- _TASKS TO COMPLETE_:
A) In the koala antibody assay protocol, at what wavelength was absorbance read?
B) Can you rewrite the koala antibody assay paragraph beginning "Test (antigen and patient sera)" as a shorter bulleted list that keeps its main facts?
C) Please continue the koala antibody assay protocol from the point where it stops.

Test (antigen and patient sera), control (patient sera, no antigen), and blank (no antigen, no sera) wells of a 96-well plate (Immulon 2HB) (catalog no. 3455; Thermo Labsystems, Franklin, MA) were incubated with 0.1 μg recombinant antigen or no antigen, respectively, in 100 μl bicarbonate buffer (pH 9.6) at 4°C for 48 h, then washed four times with PBS (pH 7.6) containing 0.01% Tween 20 (TPBS). Wells were then incubated on a 37°C water bath, in turn, with 200 μl 1% casein (catalog no. C8654; Sigma, Castle Hill, Australia) in TPBS (120 min); 100 μl patient sera diluted 1/100 in TPBS, 100 μl standard sera, or 100 μl plain TPBS (blank wells) (60 min); 100 μl rabbit anti-koala IgG diluted 1/100 in TPBS, sheep anti-marsupial IgA diluted 1/10 in TTBS, or sheep anti-marsupial IgE diluted 1/10 in TTBS (60 min); and 100 μl of the relevant alkaline phosphatase-conjugated, sheep anti-rabbit Ig or donkey anti-sheep Ig antibody (AP322A, UAP; Chemicon) diluted 1/500 in TPBS (60 min). Between incubations and after the final incubation, wells were washed four times with TPBS or TBS, respectively. Signal was created by incubation with 100 μl p-nitrophenylphosphate (catalog no. 172-1063; Bio-Rad, Hercules, CA) at room temperature. The reaction was stopped at 6 min by adding 50 μl 2 M NaOH, and the absorbance, relative to blank wells, was read at 405 nm on an automated plate reader (Spectromax 250; Molecular Devices, Sunnyvale, CA). IgG assays were performed on all samples across triplicate plates, as indicated by convergence of cumulative means. Due to limited reagents, IgA and IgE assays were performed in duplicate and only on sera from Chlamydia-positive koalas. Control wells for IgA and IgE were assayed once, as these assays detected minimal nonspecific binding.

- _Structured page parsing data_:
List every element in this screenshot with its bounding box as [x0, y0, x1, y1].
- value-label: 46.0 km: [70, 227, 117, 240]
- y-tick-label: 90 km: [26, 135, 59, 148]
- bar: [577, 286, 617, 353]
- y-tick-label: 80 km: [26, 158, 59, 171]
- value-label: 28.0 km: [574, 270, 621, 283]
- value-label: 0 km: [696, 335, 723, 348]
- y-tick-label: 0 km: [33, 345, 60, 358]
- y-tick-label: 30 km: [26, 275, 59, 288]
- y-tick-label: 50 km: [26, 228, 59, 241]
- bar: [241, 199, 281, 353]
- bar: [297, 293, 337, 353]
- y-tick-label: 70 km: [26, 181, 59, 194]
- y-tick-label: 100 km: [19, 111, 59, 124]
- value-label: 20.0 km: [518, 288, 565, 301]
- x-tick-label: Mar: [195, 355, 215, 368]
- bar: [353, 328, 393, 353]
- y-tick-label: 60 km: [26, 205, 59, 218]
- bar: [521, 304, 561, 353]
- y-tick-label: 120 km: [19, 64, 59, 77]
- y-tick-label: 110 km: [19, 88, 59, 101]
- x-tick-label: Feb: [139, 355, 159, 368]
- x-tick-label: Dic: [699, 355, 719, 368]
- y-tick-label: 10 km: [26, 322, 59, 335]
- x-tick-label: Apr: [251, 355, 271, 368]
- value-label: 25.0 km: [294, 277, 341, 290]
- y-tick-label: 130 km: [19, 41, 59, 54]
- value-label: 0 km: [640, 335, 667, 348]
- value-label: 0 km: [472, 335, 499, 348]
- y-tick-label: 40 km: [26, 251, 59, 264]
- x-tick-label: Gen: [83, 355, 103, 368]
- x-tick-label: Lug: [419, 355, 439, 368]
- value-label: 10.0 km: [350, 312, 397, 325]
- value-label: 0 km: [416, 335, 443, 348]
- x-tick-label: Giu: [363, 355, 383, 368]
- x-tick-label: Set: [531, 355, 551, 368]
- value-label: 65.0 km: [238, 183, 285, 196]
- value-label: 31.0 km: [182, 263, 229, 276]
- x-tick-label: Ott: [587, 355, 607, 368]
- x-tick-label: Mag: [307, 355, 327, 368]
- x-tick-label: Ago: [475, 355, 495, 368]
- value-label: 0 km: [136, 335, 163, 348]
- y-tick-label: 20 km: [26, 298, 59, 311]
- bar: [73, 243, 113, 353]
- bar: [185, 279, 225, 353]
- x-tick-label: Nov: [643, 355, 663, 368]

- _EXPECTED OUTPUTS_:
A) 405 nm

B)
- Test wells (antigen and patient sera), control wells (patient sera, no antigen) and blank wells (neither) of a 96-well Immulon 2HB plate were incubated with 0.1 μg recombinant antigen or no antigen in 100 μl bicarbonate buffer (pH 9.6) at 4°C for 48 h. They were then washed four times with TPBS (PBS, pH 7.6, with 0.01% Tween 20).
- On a 37°C water bath, wells were incubated in turn with:
  - 200 μl 1% casein in TPBS (120 min)
  - 100 μl patient sera diluted 1/100 in TPBS, 100 μl standard sera, or 100 μl plain TPBS for blanks (60 min)
  - 100 μl rabbit anti-koala IgG (1/100 in TPBS), or sheep anti-marsupial IgA or IgE (1/10 in TTBS) (60 min)
  - 100 μl of the relevant alkaline phosphatase-conjugated sheep anti-rabbit Ig or donkey anti-sheep Ig antibody, diluted 1/500 in TPBS (60 min)
- Wells were washed four times between incubations with TPBS and after the final incubation with TBS.
- Signal was produced with 100 μl p-nitrophenylphosphate at room temperature. The reaction was stopped at 6 min with 50 μl 2 M NaOH, and absorbance relative to blank wells was read at 405 nm on a Spectromax 250 plate reader.
- IgG assays were run on all samples across triplicate plates.
- Because reagents were limited, IgA and IgE assays were run in duplicate and only on sera from Chlamydia-positive koalas. Their control wells were assayed once, since these assays detected minimal nonspecific binding.

C)
Intra-assay coefficients of variation of the IgG assay system, as estimated from the concurrent assay of 13 replicates of three standards representing 80, 50, and 20% binding were 4, 7, and 4%, respectively. Coefficients of variation for the IgA and IgE assays were assumed to be similar to those of the IgG assay but could not be calculated, as quantities of reagents were limited.

Classification of disease status of koalas.

Chlamydial infection was defined as positive response to PCR of urogenital or conjunctival swabs, and/or positive immunohistochemical staining of formalin-fixed conjunctiva or urogenital tract. Tubal occlusion was defined as one or more sites where the lumen and epithelium of one or both uteri or uterine tubes had been replaced by fibrosis. Thus, wild koalas were classified into the following pathology groups: noninfected (NW; n = 7); infected, patent (IP; n = 7); or infected, occluded (IO; n = 20). A subset of koalas were selected for further investigation to determine whether an association existed between anti-hsp antibody titers and aspects of urogenital tract pathology other than fibrotic occlusion: five koalas from the IP group, all koalas from the IO group with anti-hsp10 and anti-hsp60 IgG titers both below the mean (IO low, n = 8), and all koalas with anti-hsp10 and anti-hsp60 IgG titers both above the mean (IO high, n = 7) were investigated.

Statistical analysis.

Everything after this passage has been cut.